[Start Entries shown]

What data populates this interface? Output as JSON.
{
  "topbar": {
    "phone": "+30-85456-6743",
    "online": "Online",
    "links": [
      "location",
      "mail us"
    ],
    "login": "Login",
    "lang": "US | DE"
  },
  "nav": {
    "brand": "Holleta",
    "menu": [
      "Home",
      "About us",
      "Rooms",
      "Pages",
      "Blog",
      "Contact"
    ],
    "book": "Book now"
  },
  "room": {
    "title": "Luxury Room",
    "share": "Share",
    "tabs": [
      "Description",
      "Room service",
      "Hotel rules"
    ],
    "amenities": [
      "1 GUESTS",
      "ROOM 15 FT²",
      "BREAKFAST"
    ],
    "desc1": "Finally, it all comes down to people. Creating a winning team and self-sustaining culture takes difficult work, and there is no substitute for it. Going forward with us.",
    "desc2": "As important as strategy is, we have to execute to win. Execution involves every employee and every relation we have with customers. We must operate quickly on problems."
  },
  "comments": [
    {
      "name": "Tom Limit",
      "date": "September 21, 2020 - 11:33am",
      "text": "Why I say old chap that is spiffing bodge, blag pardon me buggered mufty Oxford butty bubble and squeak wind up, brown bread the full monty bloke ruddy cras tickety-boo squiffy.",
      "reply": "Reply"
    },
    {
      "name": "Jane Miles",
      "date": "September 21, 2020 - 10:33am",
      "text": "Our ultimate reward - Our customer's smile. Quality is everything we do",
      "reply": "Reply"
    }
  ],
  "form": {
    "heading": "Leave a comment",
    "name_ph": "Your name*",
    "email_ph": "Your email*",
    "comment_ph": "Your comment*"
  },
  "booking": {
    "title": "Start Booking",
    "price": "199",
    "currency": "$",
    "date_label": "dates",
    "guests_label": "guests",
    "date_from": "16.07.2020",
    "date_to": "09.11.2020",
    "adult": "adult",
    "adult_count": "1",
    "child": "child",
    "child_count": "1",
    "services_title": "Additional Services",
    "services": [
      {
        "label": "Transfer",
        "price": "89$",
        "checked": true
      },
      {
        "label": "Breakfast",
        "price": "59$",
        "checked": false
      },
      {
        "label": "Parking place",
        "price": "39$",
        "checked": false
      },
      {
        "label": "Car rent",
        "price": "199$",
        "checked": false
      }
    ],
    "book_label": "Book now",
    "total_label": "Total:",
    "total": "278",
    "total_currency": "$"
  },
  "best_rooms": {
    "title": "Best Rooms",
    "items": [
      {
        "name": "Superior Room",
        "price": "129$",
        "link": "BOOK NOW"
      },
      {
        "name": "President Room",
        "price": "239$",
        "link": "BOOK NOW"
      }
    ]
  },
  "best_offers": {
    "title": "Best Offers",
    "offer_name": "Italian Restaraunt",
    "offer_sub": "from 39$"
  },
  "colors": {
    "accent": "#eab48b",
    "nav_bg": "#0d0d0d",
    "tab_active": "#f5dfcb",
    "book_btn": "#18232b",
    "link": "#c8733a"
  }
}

[End Entries shown]

Directions for this task: Retype all of the entries precisely as they are.

Reply:
What data populates this interface? Output as JSON.
{
  "topbar": {
    "phone": "+30-85456-6743",
    "online": "Online",
    "links": [
      "location",
      "mail us"
    ],
    "login": "Login",
    "lang": "US | DE"
  },
  "nav": {
    "brand": "Holleta",
    "menu": [
      "Home",
      "About us",
      "Rooms",
      "Pages",
      "Blog",
      "Contact"
    ],
    "book": "Book now"
  },
  "room": {
    "title": "Luxury Room",
    "share": "Share",
    "tabs": [
      "Description",
      "Room service",
      "Hotel rules"
    ],
    "amenities": [
      "1 GUESTS",
      "ROOM 15 FT²",
      "BREAKFAST"
    ],
    "desc1": "Finally, it all comes down to people. Creating a winning team and self-sustaining culture takes difficult work, and there is no substitute for it. Going forward with us.",
    "desc2": "As important as strategy is, we have to execute to win. Execution involves every employee and every relation we have with customers. We must operate quickly on problems."
  },
  "comments": [
    {
      "name": "Tom Limit",
      "date": "September 21, 2020 - 11:33am",
      "text": "Why I say old chap that is spiffing bodge, blag pardon me buggered mufty Oxford butty bubble and squeak wind up, brown bread the full monty bloke ruddy cras tickety-boo squiffy.",
      "reply": "Reply"
    },
    {
      "name": "Jane Miles",
      "date": "September 21, 2020 - 10:33am",
      "text": "Our ultimate reward - Our customer's smile. Quality is everything we do",
      "reply": "Reply"
    }
  ],
  "form": {
    "heading": "Leave a comment",
    "name_ph": "Your name*",
    "email_ph": "Your email*",
    "comment_ph": "Your comment*"
  },
  "booking": {
    "title": "Start Booking",
    "price": "199",
    "currency": "$",
    "date_label": "dates",
    "guests_label": "guests",
    "date_from": "16.07.2020",
    "date_to": "09.11.2020",
    "adult": "adult",
    "adult_count": "1",
    "child": "child",
    "child_count": "1",
    "services_title": "Additional Services",
    "services": [
      {
        "label": "Transfer",
        "price": "89$",
        "checked": true
      },
      {
        "label": "Breakfast",
        "price": "59$",
        "checked": false
      },
      {
        "label": "Parking place",
        "price": "39$",
        "checked": false
      },
      {
        "label": "Car rent",
        "price": "199$",
        "checked": false
      }
    ],
    "book_label": "Book now",
    "total_label": "Total:",
    "total": "278",
    "total_currency": "$"
  },
  "best_rooms": {
    "title": "Best Rooms",
    "items": [
      {
        "name": "Superior Room",
        "price": "129$",
        "link": "BOOK NOW"
      },
      {
        "name": "President Room",
        "price": "239$",
        "link": "BOOK NOW"
      }
    ]
  },
  "best_offers": {
    "title": "Best Offers",
    "offer_name": "Italian Restaraunt",
    "offer_sub": "from 39$"
  },
  "colors": {
    "accent": "#eab48b",
    "nav_bg": "#0d0d0d",
    "tab_active": "#f5dfcb",
    "book_btn": "#18232b",
    "link": "#c8733a"
  }
}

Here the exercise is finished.